* _Written exercise_:
The entries below should be output exactly as written.

***** Supplied information

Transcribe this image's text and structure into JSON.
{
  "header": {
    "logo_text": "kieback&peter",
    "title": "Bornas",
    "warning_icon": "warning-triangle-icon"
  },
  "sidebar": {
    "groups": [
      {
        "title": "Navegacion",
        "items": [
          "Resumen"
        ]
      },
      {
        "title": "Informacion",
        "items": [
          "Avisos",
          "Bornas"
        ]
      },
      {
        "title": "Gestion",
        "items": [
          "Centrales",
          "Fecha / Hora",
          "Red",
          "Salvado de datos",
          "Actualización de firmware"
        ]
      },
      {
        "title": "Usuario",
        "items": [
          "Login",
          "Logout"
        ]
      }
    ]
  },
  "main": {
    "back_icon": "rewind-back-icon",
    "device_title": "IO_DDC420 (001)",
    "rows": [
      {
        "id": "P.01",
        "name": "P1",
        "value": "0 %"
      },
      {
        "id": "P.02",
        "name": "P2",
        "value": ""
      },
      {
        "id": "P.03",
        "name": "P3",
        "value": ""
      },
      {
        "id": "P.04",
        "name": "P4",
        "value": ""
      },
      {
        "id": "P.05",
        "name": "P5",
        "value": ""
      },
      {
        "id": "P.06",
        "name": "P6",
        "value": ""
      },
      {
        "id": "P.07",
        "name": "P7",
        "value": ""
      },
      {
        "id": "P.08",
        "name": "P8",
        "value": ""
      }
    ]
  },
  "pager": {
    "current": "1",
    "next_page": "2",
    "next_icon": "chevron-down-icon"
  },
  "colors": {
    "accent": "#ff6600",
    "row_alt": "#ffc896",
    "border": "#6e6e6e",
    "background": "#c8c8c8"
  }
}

**********

* _The output_:
Transcribe this image's text and structure into JSON.
{
  "header": {
    "logo_text": "kieback&peter",
    "title": "Bornas",
    "warning_icon": "warning-triangle-icon"
  },
  "sidebar": {
    "groups": [
      {
        "title": "Navegacion",
        "items": [
          "Resumen"
        ]
      },
      {
        "title": "Informacion",
        "items": [
          "Avisos",
          "Bornas"
        ]
      },
      {
        "title": "Gestion",
        "items": [
          "Centrales",
          "Fecha / Hora",
          "Red",
          "Salvado de datos",
          "Actualización de firmware"
        ]
      },
      {
        "title": "Usuario",
        "items": [
          "Login",
          "Logout"
        ]
      }
    ]
  },
  "main": {
    "back_icon": "rewind-back-icon",
    "device_title": "IO_DDC420 (001)",
    "rows": [
      {
        "id": "P.01",
        "name": "P1",
        "value": "0 %"
      },
      {
        "id": "P.02",
        "name": "P2",
        "value": ""
      },
      {
        "id": "P.03",
        "name": "P3",
        "value": ""
      },
      {
        "id": "P.04",
        "name": "P4",
        "value": ""
      },
      {
        "id": "P.05",
        "name": "P5",
        "value": ""
      },
      {
        "id": "P.06",
        "name": "P6",
        "value": ""
      },
      {
        "id": "P.07",
        "name": "P7",
        "value": ""
      },
      {
        "id": "P.08",
        "name": "P8",
        "value": ""
      }
    ]
  },
  "pager": {
    "current": "1",
    "next_page": "2",
    "next_icon": "chevron-down-icon"
  },
  "colors": {
    "accent": "#ff6600",
    "row_alt": "#ffc896",
    "border": "#6e6e6e",
    "background": "#c8c8c8"
  }
}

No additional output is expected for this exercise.